Listes d'éléments de mise en page encadrés
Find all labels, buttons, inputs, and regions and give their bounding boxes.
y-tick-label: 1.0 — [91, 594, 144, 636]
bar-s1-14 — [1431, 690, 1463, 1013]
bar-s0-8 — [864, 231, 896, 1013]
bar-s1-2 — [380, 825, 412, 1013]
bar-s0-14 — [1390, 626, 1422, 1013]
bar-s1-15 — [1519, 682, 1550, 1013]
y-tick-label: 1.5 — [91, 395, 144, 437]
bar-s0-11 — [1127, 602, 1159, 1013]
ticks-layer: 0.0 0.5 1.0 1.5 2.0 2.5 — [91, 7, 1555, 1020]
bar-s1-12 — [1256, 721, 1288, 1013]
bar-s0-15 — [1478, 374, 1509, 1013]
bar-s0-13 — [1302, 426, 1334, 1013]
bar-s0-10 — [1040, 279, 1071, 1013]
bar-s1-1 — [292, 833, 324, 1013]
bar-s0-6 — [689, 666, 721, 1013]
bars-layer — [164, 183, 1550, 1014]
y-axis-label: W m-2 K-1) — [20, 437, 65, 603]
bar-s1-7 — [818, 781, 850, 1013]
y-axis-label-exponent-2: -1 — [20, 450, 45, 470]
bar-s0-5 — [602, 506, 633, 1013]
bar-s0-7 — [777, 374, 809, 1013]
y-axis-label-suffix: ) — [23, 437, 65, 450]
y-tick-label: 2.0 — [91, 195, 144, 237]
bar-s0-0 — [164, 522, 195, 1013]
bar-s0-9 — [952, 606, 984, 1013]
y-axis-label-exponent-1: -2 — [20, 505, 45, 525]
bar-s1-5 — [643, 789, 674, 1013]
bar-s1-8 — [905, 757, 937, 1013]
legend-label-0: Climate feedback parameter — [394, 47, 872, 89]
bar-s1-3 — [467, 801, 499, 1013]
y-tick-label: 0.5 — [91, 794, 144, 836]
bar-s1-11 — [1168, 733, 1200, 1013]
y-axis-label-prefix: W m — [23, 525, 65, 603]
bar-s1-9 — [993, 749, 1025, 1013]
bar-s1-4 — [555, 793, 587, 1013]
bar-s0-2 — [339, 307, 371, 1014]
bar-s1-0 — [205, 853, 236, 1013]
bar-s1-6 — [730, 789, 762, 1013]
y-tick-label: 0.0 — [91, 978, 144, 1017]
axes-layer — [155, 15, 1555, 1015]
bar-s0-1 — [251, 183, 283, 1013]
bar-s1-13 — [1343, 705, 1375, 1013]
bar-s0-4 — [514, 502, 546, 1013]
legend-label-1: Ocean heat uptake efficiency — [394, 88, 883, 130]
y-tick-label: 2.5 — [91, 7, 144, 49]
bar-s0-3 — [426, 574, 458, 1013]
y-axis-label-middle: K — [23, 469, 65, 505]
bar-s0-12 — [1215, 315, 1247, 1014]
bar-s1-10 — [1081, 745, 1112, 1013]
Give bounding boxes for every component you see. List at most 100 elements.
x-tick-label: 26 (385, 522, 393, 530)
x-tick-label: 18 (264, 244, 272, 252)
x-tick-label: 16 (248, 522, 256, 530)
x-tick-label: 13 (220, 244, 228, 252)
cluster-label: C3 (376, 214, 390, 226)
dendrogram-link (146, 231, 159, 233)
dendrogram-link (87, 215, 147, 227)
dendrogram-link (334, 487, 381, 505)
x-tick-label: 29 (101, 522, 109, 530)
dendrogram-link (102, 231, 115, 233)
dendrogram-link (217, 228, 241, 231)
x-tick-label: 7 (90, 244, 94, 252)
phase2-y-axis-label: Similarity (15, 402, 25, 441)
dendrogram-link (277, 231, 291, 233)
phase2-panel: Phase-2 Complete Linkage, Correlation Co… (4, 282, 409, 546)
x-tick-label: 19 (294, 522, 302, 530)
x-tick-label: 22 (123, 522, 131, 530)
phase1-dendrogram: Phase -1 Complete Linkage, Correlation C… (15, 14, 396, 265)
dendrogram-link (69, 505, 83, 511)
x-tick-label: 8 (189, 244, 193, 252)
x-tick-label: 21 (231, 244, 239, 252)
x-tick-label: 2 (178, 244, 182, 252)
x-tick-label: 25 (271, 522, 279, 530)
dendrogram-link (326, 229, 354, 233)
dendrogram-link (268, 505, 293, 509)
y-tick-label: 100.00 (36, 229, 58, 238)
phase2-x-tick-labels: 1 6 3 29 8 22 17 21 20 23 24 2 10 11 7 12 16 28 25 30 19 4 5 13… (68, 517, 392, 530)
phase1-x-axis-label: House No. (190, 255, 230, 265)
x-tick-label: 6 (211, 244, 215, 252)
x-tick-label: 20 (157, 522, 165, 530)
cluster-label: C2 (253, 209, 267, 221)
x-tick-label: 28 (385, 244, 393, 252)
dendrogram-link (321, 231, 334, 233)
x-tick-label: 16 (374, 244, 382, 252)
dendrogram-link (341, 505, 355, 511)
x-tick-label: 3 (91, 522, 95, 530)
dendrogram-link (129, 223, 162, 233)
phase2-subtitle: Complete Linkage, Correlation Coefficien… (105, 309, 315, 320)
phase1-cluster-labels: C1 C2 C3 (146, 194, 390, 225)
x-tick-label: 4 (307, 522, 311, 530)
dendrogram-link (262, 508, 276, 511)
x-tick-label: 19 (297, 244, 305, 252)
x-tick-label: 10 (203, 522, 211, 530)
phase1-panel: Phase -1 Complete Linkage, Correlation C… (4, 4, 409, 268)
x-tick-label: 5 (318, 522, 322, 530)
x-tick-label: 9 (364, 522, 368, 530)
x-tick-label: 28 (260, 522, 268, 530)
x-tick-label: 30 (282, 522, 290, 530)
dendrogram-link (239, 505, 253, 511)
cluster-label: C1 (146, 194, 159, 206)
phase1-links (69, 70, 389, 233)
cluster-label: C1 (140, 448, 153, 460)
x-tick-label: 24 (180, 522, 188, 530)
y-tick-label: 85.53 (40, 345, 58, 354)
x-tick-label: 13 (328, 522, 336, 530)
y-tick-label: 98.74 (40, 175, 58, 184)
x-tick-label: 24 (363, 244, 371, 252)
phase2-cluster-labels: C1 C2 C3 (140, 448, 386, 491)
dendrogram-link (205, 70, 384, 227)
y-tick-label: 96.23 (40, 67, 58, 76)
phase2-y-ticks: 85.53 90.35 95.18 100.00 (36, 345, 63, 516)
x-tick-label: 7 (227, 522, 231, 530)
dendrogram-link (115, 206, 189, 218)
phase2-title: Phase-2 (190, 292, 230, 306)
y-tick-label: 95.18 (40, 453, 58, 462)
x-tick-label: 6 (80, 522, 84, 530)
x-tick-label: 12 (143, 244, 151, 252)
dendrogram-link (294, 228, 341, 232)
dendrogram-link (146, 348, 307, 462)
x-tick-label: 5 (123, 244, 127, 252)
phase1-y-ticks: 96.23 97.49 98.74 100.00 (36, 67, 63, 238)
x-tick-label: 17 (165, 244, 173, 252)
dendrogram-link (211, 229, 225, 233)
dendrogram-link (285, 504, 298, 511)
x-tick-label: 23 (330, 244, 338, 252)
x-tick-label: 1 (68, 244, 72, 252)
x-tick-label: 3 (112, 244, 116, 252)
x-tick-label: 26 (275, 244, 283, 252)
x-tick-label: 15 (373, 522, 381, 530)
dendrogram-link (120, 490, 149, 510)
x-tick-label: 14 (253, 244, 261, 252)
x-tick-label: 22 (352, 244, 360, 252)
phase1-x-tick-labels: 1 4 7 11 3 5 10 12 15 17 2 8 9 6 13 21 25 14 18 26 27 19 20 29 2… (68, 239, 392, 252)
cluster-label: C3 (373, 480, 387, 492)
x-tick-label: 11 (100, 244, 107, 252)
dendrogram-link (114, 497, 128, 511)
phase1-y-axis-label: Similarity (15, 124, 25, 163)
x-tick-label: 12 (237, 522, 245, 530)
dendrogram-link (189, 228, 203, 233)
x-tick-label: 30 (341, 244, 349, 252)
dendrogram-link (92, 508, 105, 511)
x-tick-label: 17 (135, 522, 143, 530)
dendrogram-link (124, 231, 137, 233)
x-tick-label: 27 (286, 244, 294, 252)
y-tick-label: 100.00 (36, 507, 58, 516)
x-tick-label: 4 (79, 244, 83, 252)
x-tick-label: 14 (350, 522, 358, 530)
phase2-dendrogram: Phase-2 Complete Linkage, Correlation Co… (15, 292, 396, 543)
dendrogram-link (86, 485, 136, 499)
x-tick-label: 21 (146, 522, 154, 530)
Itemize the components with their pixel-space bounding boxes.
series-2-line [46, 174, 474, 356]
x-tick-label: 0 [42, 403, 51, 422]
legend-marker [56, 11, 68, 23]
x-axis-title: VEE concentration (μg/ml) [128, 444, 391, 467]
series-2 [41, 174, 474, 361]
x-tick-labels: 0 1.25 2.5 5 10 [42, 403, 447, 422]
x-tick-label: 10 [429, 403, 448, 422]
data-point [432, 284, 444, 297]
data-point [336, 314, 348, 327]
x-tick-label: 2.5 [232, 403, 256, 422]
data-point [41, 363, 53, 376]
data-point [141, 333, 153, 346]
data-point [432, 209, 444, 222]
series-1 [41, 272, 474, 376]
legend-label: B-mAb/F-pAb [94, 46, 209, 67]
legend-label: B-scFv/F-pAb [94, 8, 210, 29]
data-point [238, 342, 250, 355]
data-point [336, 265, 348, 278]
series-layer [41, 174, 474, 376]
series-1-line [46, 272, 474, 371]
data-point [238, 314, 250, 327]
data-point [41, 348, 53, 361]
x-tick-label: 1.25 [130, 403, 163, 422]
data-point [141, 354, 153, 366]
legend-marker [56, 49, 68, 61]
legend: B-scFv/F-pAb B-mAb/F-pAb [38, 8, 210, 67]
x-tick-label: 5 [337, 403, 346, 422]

• **Énoncé de la tâche**
Recopiez les lignes des enregistrements en commençant au début et en terminant par la ligne qui contient "y-axis-label-prefix: W m — [23, 525, 65, 603]", et remplacez "Climate feedback parameter" par "Climate sensitivity parameter" sans rien modifier d'autre.

• **Réponse à l'exercice**
Find all labels, buttons, inputs, and regions and give their bounding boxes.
y-tick-label: 1.0 — [91, 594, 144, 636]
bar-s1-14 — [1431, 690, 1463, 1013]
bar-s0-8 — [864, 231, 896, 1013]
bar-s1-2 — [380, 825, 412, 1013]
bar-s0-14 — [1390, 626, 1422, 1013]
bar-s1-15 — [1519, 682, 1550, 1013]
y-tick-label: 1.5 — [91, 395, 144, 437]
bar-s0-11 — [1127, 602, 1159, 1013]
ticks-layer: 0.0 0.5 1.0 1.5 2.0 2.5 — [91, 7, 1555, 1020]
bar-s1-12 — [1256, 721, 1288, 1013]
bar-s0-15 — [1478, 374, 1509, 1013]
bar-s0-13 — [1302, 426, 1334, 1013]
bar-s0-10 — [1040, 279, 1071, 1013]
bar-s1-1 — [292, 833, 324, 1013]
bar-s0-6 — [689, 666, 721, 1013]
bars-layer — [164, 183, 1550, 1014]
y-axis-label: W m-2 K-1) — [20, 437, 65, 603]
bar-s1-7 — [818, 781, 850, 1013]
y-axis-label-exponent-2: -1 — [20, 450, 45, 470]
bar-s0-5 — [602, 506, 633, 1013]
bar-s0-7 — [777, 374, 809, 1013]
y-axis-label-suffix: ) — [23, 437, 65, 450]
y-tick-label: 2.0 — [91, 195, 144, 237]
bar-s0-0 — [164, 522, 195, 1013]
bar-s0-9 — [952, 606, 984, 1013]
y-axis-label-exponent-1: -2 — [20, 505, 45, 525]
bar-s1-5 — [643, 789, 674, 1013]
bar-s1-8 — [905, 757, 937, 1013]
legend-label-0: Climate sensitivity parameter — [394, 47, 872, 89]
bar-s1-3 — [467, 801, 499, 1013]
y-tick-label: 0.5 — [91, 794, 144, 836]
bar-s1-11 — [1168, 733, 1200, 1013]
y-axis-label-prefix: W m — [23, 525, 65, 603]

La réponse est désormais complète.